Start of RECORDS FOR THIS EXERCISE

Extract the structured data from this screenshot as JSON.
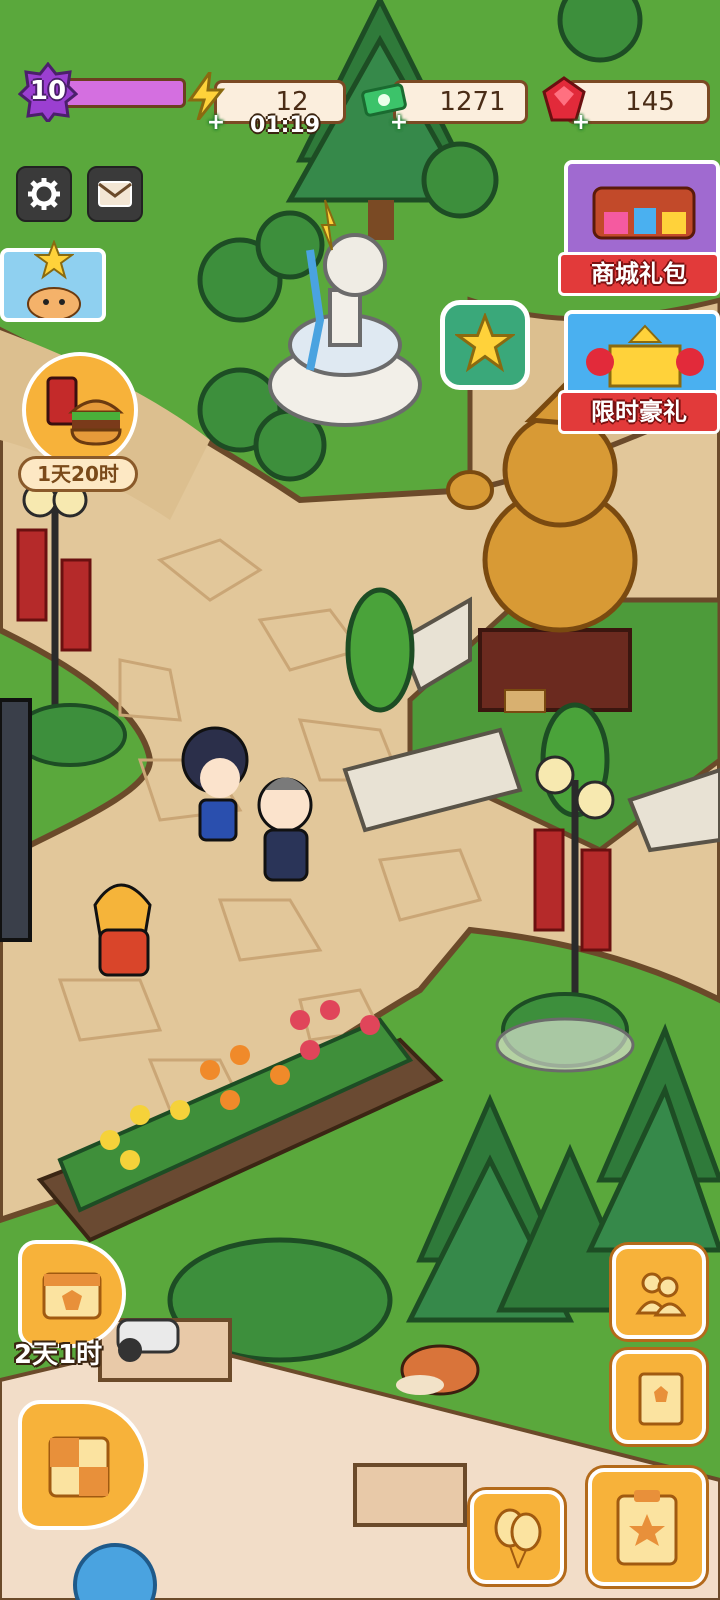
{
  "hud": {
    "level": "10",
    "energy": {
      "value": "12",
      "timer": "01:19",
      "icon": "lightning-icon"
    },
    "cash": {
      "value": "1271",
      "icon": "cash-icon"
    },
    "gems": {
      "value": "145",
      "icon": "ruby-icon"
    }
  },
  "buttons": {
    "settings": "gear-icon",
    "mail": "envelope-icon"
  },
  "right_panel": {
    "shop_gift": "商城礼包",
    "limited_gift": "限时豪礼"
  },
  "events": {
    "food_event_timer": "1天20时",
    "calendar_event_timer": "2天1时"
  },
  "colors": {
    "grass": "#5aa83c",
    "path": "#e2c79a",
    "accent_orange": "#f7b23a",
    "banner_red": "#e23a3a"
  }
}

End of RECORDS FOR THIS EXERCISE
Start of RECORDS FOR THIS EXERCISE

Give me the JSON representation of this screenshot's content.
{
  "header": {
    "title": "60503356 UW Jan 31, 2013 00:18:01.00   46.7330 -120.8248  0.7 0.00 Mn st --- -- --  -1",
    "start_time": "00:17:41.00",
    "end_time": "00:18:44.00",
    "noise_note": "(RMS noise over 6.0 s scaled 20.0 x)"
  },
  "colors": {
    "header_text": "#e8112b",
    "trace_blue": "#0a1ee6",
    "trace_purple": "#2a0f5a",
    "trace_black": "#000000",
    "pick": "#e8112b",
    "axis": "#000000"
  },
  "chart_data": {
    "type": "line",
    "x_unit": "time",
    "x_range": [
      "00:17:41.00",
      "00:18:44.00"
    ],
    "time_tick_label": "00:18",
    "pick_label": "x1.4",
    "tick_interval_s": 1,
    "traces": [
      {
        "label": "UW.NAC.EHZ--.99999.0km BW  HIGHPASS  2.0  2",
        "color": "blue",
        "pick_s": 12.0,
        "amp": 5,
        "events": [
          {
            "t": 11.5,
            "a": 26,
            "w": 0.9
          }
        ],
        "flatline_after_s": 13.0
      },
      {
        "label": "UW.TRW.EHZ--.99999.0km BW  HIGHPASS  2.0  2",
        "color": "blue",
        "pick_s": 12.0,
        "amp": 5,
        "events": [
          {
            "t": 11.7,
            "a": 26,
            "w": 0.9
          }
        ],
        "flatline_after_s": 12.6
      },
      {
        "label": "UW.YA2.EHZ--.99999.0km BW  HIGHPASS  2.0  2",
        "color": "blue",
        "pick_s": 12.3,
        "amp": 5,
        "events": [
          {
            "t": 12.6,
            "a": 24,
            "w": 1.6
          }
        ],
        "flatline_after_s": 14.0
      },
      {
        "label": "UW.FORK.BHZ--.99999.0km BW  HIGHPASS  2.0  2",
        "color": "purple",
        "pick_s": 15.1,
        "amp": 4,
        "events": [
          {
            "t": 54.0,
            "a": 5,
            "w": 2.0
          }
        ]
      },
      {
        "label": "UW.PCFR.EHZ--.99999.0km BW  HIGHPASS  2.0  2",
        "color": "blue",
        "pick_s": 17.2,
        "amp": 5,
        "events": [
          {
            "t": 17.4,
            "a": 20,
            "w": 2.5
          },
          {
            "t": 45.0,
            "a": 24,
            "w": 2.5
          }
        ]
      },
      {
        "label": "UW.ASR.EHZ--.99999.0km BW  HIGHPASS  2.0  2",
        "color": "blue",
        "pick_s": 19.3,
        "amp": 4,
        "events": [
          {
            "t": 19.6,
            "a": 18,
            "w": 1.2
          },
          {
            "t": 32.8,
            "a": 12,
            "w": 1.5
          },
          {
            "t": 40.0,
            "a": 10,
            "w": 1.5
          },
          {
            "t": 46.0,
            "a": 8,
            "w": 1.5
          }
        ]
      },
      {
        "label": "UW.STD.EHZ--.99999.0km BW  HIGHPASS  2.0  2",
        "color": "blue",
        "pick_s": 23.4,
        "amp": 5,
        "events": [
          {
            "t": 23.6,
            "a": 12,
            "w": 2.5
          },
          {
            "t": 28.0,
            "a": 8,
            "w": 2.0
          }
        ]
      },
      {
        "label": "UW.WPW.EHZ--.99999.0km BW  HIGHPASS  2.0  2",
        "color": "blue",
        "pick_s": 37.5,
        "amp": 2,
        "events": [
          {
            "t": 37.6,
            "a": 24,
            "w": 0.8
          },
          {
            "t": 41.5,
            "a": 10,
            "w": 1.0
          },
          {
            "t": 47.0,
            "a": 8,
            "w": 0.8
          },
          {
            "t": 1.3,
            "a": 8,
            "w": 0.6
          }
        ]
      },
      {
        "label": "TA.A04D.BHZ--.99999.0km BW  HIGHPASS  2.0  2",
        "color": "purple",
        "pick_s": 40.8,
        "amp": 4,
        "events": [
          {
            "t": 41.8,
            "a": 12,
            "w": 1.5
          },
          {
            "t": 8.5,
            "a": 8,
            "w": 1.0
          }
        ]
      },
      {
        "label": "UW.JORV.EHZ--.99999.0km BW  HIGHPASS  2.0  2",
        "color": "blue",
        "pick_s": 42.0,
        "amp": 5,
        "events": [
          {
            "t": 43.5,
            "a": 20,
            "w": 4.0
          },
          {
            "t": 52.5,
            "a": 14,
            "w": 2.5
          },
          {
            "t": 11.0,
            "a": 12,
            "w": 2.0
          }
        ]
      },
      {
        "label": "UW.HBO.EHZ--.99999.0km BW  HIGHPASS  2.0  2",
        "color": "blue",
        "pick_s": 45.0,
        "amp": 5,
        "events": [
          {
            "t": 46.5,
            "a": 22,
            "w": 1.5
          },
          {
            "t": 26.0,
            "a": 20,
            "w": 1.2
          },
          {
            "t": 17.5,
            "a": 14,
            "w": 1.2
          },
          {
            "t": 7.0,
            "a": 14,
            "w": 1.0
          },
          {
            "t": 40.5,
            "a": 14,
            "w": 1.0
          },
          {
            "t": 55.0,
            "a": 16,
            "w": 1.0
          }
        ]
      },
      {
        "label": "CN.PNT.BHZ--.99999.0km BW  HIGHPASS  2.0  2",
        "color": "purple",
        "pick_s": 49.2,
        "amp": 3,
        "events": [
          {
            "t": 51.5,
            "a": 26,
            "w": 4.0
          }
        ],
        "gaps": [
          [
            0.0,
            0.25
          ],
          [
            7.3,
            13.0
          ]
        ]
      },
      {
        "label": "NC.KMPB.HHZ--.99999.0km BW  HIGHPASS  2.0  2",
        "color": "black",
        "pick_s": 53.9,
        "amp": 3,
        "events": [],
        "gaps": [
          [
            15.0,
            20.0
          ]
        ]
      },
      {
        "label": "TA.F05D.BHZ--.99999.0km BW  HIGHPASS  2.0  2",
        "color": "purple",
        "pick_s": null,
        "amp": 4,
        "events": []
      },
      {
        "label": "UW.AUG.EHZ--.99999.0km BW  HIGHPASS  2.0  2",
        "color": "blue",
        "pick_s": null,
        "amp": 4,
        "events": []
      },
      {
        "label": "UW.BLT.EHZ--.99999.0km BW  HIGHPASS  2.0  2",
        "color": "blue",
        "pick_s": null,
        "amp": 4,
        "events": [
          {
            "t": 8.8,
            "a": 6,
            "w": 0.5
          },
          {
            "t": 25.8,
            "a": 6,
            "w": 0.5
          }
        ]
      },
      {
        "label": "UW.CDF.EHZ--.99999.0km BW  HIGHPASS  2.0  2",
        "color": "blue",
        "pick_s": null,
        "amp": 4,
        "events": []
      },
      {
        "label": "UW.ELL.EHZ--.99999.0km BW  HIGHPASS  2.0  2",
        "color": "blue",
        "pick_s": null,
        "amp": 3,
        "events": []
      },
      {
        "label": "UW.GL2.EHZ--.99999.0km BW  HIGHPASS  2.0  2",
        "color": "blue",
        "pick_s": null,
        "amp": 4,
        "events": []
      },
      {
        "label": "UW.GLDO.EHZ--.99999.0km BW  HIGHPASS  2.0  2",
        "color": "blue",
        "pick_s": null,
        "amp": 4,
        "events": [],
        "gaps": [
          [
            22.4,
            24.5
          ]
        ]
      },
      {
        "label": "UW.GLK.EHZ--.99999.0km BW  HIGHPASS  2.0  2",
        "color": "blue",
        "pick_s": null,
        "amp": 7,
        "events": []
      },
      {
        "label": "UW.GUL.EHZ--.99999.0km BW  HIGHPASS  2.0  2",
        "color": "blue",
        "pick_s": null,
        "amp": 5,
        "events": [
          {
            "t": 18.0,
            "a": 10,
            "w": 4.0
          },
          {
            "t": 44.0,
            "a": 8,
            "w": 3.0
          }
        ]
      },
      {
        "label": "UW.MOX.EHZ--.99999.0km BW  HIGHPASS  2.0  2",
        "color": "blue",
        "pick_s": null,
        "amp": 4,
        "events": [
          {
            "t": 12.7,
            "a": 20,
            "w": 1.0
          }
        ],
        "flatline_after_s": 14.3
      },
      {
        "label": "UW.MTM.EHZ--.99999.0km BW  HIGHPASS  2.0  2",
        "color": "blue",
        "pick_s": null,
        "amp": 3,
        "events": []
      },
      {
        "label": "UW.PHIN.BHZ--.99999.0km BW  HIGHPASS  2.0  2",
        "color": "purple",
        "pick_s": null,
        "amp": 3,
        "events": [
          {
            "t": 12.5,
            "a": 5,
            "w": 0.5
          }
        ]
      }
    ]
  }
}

End of RECORDS FOR THIS EXERCISE

Filter the listing for the word "icon" and copy every line that holds it.

      "icon": "lightning-icon"
      "icon": "cash-icon"
      "icon": "ruby-icon"
    "settings": "gear-icon",
    "mail": "envelope-icon"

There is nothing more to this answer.